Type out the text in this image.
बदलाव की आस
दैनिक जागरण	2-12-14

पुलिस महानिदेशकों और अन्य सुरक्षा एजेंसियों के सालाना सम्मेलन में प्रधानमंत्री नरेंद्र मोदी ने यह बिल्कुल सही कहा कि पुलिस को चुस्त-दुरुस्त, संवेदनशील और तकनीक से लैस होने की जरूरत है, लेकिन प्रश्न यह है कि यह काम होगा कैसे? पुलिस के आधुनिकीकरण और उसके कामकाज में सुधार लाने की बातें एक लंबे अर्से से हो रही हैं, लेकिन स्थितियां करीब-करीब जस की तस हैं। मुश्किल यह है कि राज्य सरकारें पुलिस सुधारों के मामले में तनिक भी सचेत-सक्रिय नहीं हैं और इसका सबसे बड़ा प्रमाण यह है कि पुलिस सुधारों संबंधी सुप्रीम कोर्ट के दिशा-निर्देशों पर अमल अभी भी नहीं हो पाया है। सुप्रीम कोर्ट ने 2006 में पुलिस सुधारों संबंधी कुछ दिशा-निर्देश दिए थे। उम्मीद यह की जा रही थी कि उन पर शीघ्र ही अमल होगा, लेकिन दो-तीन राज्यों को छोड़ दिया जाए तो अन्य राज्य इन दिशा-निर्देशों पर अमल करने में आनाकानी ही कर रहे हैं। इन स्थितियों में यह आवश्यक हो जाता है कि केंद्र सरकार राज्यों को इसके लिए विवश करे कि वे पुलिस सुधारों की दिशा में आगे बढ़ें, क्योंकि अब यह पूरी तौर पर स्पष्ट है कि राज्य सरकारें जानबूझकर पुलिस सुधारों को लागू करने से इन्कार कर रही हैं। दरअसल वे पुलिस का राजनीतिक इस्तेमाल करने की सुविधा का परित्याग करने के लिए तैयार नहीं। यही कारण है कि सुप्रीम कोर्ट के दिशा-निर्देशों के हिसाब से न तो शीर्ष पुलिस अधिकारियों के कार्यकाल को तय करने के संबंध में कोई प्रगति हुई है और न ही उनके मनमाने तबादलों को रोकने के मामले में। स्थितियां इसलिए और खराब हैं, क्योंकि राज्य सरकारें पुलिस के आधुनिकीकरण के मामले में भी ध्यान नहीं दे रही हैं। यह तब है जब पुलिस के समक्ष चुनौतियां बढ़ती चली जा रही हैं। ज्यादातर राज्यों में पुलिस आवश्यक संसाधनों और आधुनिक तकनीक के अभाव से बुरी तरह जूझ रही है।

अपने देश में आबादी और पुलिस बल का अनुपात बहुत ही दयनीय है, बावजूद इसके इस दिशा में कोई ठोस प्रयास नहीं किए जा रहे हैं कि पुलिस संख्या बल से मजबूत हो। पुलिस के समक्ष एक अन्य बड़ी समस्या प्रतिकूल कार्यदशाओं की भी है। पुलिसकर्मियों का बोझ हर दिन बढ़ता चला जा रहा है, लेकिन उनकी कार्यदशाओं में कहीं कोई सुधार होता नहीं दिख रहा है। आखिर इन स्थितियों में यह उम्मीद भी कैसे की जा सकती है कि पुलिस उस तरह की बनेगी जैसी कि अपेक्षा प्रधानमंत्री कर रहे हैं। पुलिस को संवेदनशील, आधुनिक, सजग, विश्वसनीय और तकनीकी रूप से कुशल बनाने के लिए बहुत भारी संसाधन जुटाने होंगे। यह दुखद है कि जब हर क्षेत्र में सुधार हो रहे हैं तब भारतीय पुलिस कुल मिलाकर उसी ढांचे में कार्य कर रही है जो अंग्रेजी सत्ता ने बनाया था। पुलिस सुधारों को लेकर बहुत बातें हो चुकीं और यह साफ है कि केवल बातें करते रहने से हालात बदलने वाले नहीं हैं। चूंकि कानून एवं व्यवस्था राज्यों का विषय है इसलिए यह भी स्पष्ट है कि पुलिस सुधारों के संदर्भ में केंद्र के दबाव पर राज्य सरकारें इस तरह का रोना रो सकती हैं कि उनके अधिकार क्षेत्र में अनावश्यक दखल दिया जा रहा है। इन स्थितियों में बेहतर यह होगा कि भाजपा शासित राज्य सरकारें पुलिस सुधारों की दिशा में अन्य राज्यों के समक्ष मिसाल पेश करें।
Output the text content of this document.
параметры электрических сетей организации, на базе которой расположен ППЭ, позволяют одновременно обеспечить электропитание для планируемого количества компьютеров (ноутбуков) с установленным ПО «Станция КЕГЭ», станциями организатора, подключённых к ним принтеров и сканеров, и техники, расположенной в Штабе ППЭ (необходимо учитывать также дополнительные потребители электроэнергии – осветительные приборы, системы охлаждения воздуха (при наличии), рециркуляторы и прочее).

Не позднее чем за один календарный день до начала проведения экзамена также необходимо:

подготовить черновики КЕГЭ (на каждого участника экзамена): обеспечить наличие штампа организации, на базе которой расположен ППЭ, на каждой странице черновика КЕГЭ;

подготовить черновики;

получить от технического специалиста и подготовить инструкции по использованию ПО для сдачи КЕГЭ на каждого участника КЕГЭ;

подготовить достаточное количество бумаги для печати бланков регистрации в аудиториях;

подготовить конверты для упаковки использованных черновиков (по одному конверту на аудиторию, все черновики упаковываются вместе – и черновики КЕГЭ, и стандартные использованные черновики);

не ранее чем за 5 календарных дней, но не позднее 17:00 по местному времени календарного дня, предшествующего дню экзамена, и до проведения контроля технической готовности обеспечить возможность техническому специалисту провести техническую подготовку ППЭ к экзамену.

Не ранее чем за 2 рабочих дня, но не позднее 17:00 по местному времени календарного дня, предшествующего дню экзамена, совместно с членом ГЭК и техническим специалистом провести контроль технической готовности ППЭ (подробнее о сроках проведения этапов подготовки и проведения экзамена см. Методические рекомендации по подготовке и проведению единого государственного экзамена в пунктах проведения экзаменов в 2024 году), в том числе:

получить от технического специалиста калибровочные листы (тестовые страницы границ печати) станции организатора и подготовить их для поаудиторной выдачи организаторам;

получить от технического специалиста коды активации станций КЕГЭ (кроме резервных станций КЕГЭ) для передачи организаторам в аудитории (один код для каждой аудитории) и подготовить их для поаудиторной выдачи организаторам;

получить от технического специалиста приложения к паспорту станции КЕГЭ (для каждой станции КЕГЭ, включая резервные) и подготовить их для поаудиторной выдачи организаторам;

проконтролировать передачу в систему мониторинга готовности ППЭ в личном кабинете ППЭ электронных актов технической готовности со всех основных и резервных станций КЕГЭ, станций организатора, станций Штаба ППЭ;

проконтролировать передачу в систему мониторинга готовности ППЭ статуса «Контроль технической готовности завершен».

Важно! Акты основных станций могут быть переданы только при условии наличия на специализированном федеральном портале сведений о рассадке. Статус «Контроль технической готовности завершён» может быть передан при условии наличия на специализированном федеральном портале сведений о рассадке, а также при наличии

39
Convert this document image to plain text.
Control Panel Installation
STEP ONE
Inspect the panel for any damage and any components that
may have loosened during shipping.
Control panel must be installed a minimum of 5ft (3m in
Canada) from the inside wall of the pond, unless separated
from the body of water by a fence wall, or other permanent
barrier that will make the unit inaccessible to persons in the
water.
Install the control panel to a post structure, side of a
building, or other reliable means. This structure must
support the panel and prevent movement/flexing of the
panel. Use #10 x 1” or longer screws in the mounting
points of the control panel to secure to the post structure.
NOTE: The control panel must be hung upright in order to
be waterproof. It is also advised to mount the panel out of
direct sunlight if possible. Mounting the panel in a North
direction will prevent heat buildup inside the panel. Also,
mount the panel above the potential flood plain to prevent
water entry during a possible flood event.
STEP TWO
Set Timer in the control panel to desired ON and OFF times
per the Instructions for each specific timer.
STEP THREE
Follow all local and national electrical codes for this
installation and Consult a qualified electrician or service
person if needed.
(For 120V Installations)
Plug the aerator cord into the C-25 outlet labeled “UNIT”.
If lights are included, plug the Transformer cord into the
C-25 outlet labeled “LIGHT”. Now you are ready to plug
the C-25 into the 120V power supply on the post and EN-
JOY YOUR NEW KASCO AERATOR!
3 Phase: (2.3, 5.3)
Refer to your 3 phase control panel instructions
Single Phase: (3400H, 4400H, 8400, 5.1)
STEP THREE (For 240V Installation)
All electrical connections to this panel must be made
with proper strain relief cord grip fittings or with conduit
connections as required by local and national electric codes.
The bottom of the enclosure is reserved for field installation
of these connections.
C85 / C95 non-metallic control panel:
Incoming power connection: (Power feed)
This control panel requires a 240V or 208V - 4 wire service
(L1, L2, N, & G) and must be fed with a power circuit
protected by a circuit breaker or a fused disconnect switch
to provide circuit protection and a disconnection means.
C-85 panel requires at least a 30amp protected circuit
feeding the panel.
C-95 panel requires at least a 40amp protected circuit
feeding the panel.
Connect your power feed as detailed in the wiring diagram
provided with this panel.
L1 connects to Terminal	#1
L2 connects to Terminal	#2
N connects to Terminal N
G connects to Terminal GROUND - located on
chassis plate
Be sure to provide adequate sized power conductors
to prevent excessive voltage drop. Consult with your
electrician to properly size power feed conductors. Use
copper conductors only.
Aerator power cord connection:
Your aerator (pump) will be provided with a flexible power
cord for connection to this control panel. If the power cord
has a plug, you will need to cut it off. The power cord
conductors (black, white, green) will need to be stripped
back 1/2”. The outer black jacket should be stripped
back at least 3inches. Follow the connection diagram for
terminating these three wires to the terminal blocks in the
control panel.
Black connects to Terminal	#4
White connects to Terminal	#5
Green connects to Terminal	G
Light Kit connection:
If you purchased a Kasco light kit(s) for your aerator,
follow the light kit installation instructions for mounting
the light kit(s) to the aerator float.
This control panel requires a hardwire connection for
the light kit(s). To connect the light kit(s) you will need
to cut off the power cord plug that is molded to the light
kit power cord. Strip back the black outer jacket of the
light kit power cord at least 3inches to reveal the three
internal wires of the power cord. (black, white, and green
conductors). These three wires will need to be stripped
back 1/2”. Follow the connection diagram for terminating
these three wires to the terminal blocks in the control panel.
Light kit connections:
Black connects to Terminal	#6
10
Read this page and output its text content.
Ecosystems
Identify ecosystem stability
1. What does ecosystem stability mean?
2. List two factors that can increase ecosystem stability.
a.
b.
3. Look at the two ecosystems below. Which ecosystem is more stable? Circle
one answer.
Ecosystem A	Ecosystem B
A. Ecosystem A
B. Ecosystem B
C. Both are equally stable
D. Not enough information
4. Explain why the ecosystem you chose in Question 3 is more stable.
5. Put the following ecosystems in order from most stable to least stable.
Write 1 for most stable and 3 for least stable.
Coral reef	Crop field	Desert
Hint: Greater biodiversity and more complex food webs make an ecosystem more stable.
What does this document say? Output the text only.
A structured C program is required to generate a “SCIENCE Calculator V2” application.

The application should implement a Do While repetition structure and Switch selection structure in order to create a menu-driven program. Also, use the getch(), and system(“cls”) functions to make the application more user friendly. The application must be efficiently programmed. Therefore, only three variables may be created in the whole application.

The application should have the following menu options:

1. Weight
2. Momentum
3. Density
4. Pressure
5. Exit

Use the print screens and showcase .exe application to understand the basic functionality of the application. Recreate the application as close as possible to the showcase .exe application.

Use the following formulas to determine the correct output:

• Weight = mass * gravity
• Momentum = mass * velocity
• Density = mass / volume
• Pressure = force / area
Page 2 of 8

> [TASK GOAL]: Give back exactly the lines running from the line containing "Read this page and output its text content." through the end of the material above, both included, and nothing beyond them.

> [FULL OUTPUT]:
Read this page and output its text content.
Ecosystems
Identify ecosystem stability
1. What does ecosystem stability mean?
2. List two factors that can increase ecosystem stability.
a.
b.
3. Look at the two ecosystems below. Which ecosystem is more stable? Circle
one answer.
Ecosystem A	Ecosystem B
A. Ecosystem A
B. Ecosystem B
C. Both are equally stable
D. Not enough information
4. Explain why the ecosystem you chose in Question 3 is more stable.
5. Put the following ecosystems in order from most stable to least stable.
Write 1 for most stable and 3 for least stable.
Coral reef	Crop field	Desert
Hint: Greater biodiversity and more complex food webs make an ecosystem more stable.
What does this document say? Output the text only.
A structured C program is required to generate a “SCIENCE Calculator V2” application.

The application should implement a Do While repetition structure and Switch selection structure in order to create a menu-driven program. Also, use the getch(), and system(“cls”) functions to make the application more user friendly. The application must be efficiently programmed. Therefore, only three variables may be created in the whole application.

The application should have the following menu options:

1. Weight
2. Momentum
3. Density
4. Pressure
5. Exit

Use the print screens and showcase .exe application to understand the basic functionality of the application. Recreate the application as close as possible to the showcase .exe application.

Use the following formulas to determine the correct output:

• Weight = mass * gravity
• Momentum = mass * velocity
• Density = mass / volume
• Pressure = force / area
Page 2 of 8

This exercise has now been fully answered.